(Stored data)
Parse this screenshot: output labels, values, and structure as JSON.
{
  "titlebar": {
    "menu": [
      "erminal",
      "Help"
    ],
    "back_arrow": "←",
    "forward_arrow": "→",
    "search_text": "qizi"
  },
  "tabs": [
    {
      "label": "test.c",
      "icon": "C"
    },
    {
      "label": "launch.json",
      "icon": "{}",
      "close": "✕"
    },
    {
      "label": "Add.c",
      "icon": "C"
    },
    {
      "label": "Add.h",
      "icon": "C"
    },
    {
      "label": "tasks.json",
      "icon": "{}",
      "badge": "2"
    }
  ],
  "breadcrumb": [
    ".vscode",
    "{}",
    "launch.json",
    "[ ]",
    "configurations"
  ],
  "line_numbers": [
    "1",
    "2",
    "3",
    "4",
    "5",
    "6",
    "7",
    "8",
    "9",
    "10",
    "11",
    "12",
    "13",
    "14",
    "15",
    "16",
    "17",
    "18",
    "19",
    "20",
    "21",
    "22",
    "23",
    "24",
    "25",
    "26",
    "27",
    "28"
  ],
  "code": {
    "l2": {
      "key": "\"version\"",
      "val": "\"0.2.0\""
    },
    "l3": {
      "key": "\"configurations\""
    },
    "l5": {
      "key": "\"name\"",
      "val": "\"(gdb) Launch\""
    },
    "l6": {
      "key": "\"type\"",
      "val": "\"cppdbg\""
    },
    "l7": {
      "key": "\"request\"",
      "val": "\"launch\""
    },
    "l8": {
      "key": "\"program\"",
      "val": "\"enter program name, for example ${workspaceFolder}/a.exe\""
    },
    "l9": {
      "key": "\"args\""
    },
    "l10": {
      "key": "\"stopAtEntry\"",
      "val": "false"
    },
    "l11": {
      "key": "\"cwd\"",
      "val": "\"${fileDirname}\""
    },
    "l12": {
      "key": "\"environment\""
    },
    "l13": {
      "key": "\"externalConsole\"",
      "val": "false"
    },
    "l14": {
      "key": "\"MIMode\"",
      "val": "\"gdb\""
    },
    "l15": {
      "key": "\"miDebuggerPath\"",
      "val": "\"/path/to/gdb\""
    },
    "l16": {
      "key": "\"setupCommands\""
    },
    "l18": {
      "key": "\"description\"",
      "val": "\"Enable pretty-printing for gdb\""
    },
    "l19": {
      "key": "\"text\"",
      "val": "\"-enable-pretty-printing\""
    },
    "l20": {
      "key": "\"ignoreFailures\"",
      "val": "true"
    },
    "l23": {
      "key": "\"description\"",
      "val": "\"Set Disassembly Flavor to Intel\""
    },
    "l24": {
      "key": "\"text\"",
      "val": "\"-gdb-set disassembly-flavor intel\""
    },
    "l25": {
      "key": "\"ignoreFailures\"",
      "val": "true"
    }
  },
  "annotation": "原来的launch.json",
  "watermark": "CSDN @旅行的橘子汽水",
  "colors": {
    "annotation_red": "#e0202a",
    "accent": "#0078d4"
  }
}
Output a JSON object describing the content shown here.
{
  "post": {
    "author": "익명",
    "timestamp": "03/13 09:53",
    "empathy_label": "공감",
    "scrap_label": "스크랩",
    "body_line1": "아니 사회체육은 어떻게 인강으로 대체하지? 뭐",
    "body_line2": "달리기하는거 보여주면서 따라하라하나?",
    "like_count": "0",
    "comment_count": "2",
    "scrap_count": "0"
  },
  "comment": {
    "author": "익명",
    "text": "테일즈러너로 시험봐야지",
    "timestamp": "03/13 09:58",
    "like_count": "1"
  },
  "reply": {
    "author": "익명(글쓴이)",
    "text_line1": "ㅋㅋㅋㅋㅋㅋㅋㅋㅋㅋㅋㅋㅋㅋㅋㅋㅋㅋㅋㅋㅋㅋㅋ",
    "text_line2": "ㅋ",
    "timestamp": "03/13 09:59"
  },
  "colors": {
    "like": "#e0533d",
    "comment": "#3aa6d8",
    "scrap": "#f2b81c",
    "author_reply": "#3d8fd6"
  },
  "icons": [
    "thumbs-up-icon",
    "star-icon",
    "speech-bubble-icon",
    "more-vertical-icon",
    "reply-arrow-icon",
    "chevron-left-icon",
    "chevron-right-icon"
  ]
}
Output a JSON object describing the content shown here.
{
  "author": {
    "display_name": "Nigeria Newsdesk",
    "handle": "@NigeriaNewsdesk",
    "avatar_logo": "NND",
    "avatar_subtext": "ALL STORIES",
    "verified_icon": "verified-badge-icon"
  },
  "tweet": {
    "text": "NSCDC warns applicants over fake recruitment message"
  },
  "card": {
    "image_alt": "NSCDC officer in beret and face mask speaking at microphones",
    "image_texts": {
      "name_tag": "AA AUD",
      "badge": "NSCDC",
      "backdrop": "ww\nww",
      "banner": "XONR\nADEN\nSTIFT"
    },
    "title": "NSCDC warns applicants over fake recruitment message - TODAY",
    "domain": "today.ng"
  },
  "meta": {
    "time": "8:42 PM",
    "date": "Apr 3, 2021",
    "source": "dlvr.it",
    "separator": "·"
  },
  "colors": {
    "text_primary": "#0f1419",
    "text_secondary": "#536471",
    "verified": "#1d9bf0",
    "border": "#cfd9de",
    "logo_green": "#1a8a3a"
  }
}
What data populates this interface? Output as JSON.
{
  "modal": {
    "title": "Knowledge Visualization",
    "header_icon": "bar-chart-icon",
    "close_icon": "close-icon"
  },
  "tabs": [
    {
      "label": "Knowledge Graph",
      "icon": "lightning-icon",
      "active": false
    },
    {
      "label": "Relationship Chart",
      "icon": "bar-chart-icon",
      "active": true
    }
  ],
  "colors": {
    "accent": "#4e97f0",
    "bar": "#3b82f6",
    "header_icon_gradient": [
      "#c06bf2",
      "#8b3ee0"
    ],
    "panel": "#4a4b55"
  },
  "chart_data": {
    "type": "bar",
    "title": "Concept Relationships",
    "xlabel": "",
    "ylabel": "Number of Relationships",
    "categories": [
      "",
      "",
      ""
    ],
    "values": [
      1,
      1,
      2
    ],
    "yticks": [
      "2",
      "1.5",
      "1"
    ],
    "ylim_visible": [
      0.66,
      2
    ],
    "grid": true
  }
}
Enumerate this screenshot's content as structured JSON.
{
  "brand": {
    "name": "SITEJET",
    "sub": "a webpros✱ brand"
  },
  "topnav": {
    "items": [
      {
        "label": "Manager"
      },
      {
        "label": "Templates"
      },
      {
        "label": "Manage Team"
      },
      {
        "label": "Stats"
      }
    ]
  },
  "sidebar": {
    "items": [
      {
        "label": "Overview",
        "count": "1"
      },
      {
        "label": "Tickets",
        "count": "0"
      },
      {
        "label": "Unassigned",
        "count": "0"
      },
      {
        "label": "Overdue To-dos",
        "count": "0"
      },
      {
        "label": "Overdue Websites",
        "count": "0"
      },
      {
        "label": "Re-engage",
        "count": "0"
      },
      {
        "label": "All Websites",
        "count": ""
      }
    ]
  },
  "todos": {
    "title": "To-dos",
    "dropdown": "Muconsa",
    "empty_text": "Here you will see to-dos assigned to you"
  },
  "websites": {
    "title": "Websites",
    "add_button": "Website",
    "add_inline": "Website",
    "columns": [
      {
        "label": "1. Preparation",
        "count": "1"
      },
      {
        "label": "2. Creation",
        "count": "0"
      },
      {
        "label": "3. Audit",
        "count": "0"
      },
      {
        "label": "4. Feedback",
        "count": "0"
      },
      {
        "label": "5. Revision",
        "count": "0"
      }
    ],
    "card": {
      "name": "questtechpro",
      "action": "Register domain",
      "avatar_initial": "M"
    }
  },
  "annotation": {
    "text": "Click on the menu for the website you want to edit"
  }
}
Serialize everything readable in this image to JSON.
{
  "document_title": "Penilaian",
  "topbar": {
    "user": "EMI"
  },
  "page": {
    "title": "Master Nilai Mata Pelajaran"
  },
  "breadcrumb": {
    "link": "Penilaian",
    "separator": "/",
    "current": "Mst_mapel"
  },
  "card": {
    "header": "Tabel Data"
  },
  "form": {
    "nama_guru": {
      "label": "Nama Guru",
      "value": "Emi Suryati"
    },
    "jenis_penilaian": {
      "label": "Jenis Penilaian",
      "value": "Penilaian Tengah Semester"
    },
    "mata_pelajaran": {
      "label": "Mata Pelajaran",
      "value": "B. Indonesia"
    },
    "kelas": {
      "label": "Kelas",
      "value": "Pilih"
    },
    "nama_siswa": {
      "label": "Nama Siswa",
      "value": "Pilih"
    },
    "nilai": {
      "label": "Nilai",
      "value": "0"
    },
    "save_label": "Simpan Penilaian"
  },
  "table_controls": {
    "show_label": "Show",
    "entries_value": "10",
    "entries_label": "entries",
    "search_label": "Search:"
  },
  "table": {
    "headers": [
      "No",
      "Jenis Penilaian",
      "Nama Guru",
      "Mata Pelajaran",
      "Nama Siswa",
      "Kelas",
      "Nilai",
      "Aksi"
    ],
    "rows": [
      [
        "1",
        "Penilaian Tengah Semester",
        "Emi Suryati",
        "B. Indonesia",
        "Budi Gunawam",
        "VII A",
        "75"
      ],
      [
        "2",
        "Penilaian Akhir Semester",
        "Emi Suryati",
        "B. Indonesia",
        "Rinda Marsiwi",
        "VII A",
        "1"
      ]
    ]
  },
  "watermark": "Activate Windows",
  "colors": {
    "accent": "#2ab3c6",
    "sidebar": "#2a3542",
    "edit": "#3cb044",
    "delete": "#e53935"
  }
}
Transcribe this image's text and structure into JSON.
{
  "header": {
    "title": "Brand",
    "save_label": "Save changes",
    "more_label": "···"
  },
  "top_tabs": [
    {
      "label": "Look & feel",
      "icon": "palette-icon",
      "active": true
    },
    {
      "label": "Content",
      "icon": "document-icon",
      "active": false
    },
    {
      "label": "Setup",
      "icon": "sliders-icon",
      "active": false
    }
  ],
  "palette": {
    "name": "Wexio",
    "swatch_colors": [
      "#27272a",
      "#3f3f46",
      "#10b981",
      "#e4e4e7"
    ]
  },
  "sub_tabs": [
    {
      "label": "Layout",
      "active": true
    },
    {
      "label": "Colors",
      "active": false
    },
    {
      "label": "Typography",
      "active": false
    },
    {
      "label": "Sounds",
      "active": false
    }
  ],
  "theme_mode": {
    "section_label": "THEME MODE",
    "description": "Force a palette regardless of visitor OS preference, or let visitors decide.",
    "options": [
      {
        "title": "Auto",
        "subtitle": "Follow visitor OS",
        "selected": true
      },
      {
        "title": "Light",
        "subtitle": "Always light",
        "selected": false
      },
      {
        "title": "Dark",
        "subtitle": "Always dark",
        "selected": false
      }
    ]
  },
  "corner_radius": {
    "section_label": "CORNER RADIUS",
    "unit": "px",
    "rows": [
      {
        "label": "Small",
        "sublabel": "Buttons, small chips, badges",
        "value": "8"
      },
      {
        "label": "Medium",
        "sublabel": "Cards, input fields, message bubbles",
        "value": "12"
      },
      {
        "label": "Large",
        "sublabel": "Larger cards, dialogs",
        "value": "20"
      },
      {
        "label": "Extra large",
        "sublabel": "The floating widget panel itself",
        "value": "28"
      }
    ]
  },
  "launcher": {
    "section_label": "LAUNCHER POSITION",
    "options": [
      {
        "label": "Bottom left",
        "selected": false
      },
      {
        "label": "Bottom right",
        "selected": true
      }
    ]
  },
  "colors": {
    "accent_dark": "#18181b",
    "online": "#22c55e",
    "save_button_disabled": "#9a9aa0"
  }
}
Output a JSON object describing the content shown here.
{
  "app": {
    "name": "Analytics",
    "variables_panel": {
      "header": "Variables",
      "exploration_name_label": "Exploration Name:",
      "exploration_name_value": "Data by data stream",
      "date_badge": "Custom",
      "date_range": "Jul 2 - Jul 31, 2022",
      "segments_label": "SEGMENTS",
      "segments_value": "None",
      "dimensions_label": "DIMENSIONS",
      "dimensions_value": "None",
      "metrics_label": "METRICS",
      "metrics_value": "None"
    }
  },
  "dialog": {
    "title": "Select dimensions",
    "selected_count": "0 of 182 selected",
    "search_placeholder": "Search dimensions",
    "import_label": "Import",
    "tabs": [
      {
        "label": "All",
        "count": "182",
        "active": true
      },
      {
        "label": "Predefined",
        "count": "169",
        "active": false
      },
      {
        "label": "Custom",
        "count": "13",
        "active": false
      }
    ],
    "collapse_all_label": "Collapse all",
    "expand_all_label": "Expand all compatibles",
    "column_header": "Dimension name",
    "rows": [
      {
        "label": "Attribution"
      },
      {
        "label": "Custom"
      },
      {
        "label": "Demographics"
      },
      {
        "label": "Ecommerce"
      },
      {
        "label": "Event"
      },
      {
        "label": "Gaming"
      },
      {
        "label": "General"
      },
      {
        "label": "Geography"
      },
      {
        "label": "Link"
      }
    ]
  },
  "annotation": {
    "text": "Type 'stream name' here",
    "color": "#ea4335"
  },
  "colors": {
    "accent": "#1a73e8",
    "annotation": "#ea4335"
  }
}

(Aim) Every line containing the string "visitor" must be listed.

(Response to the task)
    "description": "Force a palette regardless of visitor OS preference, or let visitors decide.",
        "subtitle": "Follow visitor OS",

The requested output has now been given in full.